*Work to be completed*
Look through the listing for the word "this". Copy each line that has it.
══ Material
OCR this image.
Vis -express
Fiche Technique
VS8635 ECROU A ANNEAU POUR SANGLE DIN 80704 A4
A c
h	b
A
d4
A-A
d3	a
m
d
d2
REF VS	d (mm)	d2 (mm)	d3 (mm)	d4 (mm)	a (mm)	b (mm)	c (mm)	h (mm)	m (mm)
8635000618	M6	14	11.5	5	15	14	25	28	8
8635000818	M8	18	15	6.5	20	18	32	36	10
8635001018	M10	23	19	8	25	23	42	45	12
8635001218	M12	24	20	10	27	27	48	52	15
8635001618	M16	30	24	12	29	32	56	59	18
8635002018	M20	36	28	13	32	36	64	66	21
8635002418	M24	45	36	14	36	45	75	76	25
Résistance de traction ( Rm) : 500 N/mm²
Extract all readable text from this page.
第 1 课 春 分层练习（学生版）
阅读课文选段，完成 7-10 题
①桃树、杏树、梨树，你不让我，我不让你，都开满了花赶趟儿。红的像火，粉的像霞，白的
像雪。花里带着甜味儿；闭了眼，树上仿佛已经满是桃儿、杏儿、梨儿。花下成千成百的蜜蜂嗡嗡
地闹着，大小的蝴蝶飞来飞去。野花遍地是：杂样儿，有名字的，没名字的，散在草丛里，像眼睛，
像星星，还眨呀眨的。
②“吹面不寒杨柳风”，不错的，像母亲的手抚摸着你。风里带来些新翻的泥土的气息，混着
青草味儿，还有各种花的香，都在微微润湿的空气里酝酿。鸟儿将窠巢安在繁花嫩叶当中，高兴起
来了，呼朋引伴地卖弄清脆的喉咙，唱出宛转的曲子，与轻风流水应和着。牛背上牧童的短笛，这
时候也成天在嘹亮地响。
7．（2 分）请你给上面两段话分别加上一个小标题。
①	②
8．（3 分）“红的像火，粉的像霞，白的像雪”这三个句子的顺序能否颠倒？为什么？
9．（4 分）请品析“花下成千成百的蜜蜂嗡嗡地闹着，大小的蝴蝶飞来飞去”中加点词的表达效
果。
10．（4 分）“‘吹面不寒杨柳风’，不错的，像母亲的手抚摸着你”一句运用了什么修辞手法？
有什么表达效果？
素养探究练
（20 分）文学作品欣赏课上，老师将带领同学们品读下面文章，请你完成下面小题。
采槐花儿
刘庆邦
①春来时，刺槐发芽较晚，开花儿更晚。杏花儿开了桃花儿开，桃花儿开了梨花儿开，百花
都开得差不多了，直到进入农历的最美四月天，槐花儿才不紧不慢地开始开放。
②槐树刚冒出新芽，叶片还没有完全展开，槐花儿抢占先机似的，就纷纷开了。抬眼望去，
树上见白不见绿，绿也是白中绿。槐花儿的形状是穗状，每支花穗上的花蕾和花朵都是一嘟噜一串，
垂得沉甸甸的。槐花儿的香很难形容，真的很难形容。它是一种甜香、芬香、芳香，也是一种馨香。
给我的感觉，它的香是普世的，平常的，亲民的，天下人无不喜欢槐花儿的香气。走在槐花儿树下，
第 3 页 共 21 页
════
*Final answer*
OCR this image.
Extract all readable text from this page.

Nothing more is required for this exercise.